Reproduce every record below exactly as it appears.
++++ Task inputs ++++
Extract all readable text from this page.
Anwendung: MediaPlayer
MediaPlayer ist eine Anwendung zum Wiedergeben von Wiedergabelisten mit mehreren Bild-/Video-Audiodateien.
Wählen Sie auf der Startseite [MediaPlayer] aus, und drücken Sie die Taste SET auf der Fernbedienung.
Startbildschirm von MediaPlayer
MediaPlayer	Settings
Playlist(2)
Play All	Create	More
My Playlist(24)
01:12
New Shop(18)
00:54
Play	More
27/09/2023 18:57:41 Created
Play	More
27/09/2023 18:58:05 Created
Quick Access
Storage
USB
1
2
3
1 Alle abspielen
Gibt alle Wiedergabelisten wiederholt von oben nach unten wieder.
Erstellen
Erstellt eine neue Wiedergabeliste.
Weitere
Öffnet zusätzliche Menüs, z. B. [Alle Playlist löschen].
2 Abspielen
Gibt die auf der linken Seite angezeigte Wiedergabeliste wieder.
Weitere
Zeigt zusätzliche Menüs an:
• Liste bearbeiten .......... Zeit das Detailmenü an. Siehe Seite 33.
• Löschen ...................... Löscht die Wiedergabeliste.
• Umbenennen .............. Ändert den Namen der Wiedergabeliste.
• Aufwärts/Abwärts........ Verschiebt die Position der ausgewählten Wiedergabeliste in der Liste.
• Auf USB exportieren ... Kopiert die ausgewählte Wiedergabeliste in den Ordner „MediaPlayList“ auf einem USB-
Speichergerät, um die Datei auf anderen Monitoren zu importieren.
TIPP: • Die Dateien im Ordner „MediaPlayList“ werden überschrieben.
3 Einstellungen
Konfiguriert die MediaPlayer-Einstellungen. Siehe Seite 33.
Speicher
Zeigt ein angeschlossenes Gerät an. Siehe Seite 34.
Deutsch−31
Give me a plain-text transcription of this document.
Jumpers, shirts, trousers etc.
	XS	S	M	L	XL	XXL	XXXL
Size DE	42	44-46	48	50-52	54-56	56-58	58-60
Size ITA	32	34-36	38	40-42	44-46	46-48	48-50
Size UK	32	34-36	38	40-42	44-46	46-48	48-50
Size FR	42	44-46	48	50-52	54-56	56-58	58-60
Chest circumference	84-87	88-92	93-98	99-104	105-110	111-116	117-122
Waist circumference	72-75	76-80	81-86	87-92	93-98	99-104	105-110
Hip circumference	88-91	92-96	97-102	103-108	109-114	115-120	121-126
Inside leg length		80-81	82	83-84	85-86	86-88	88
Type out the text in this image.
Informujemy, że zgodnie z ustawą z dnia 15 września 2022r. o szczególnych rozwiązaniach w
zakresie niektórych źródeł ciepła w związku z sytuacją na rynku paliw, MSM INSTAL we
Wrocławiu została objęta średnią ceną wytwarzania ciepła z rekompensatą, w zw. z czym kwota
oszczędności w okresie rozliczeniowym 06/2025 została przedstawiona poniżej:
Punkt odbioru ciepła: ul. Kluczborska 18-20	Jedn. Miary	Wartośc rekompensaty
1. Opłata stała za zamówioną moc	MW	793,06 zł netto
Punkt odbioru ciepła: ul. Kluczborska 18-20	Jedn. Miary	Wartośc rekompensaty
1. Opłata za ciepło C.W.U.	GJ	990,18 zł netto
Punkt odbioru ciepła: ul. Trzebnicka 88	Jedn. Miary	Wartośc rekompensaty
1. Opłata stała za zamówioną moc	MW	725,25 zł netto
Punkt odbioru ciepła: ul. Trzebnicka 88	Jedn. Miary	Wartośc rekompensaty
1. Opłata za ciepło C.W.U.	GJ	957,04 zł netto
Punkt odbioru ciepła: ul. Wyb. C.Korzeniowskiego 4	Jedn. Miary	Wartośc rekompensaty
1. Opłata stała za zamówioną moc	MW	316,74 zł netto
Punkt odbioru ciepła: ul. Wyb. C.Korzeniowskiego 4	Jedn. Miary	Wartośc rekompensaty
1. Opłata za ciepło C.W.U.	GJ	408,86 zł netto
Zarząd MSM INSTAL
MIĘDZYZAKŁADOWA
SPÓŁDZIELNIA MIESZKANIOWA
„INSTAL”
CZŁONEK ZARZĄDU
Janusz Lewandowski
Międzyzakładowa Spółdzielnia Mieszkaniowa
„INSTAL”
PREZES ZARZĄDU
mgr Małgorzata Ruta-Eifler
++++
**Reply**
Extract all readable text from this page.
Anwendung: MediaPlayer
MediaPlayer ist eine Anwendung zum Wiedergeben von Wiedergabelisten mit mehreren Bild-/Video-Audiodateien.
Wählen Sie auf der Startseite [MediaPlayer] aus, und drücken Sie die Taste SET auf der Fernbedienung.
Startbildschirm von MediaPlayer
MediaPlayer	Settings
Playlist(2)
Play All	Create	More
My Playlist(24)
01:12
New Shop(18)
00:54
Play	More
27/09/2023 18:57:41 Created
Play	More
27/09/2023 18:58:05 Created
Quick Access
Storage
USB
1
2
3
1 Alle abspielen
Gibt alle Wiedergabelisten wiederholt von oben nach unten wieder.
Erstellen
Erstellt eine neue Wiedergabeliste.
Weitere
Öffnet zusätzliche Menüs, z. B. [Alle Playlist löschen].
2 Abspielen
Gibt die auf der linken Seite angezeigte Wiedergabeliste wieder.
Weitere
Zeigt zusätzliche Menüs an:
• Liste bearbeiten .......... Zeit das Detailmenü an. Siehe Seite 33.
• Löschen ...................... Löscht die Wiedergabeliste.
• Umbenennen .............. Ändert den Namen der Wiedergabeliste.
• Aufwärts/Abwärts........ Verschiebt die Position der ausgewählten Wiedergabeliste in der Liste.
• Auf USB exportieren ... Kopiert die ausgewählte Wiedergabeliste in den Ordner „MediaPlayList“ auf einem USB-
Speichergerät, um die Datei auf anderen Monitoren zu importieren.
TIPP: • Die Dateien im Ordner „MediaPlayList“ werden überschrieben.
3 Einstellungen
Konfiguriert die MediaPlayer-Einstellungen. Siehe Seite 33.
Speicher
Zeigt ein angeschlossenes Gerät an. Siehe Seite 34.
Deutsch−31
Give me a plain-text transcription of this document.
Jumpers, shirts, trousers etc.
	XS	S	M	L	XL	XXL	XXXL
Size DE	42	44-46	48	50-52	54-56	56-58	58-60
Size ITA	32	34-36	38	40-42	44-46	46-48	48-50
Size UK	32	34-36	38	40-42	44-46	46-48	48-50
Size FR	42	44-46	48	50-52	54-56	56-58	58-60
Chest circumference	84-87	88-92	93-98	99-104	105-110	111-116	117-122
Waist circumference	72-75	76-80	81-86	87-92	93-98	99-104	105-110
Hip circumference	88-91	92-96	97-102	103-108	109-114	115-120	121-126
Inside leg length		80-81	82	83-84	85-86	86-88	88
Type out the text in this image.
Informujemy, że zgodnie z ustawą z dnia 15 września 2022r. o szczególnych rozwiązaniach w
zakresie niektórych źródeł ciepła w związku z sytuacją na rynku paliw, MSM INSTAL we
Wrocławiu została objęta średnią ceną wytwarzania ciepła z rekompensatą, w zw. z czym kwota
oszczędności w okresie rozliczeniowym 06/2025 została przedstawiona poniżej:
Punkt odbioru ciepła: ul. Kluczborska 18-20	Jedn. Miary	Wartośc rekompensaty
1. Opłata stała za zamówioną moc	MW	793,06 zł netto
Punkt odbioru ciepła: ul. Kluczborska 18-20	Jedn. Miary	Wartośc rekompensaty
1. Opłata za ciepło C.W.U.	GJ	990,18 zł netto
Punkt odbioru ciepła: ul. Trzebnicka 88	Jedn. Miary	Wartośc rekompensaty
1. Opłata stała za zamówioną moc	MW	725,25 zł netto
Punkt odbioru ciepła: ul. Trzebnicka 88	Jedn. Miary	Wartośc rekompensaty
1. Opłata za ciepło C.W.U.	GJ	957,04 zł netto
Punkt odbioru ciepła: ul. Wyb. C.Korzeniowskiego 4	Jedn. Miary	Wartośc rekompensaty
1. Opłata stała za zamówioną moc	MW	316,74 zł netto
Punkt odbioru ciepła: ul. Wyb. C.Korzeniowskiego 4	Jedn. Miary	Wartośc rekompensaty
1. Opłata za ciepło C.W.U.	GJ	408,86 zł netto
Zarząd MSM INSTAL
MIĘDZYZAKŁADOWA
SPÓŁDZIELNIA MIESZKANIOWA
„INSTAL”
CZŁONEK ZARZĄDU
Janusz Lewandowski
Międzyzakładowa Spółdzielnia Mieszkaniowa
„INSTAL”
PREZES ZARZĄDU
mgr Małgorzata Ruta-Eifler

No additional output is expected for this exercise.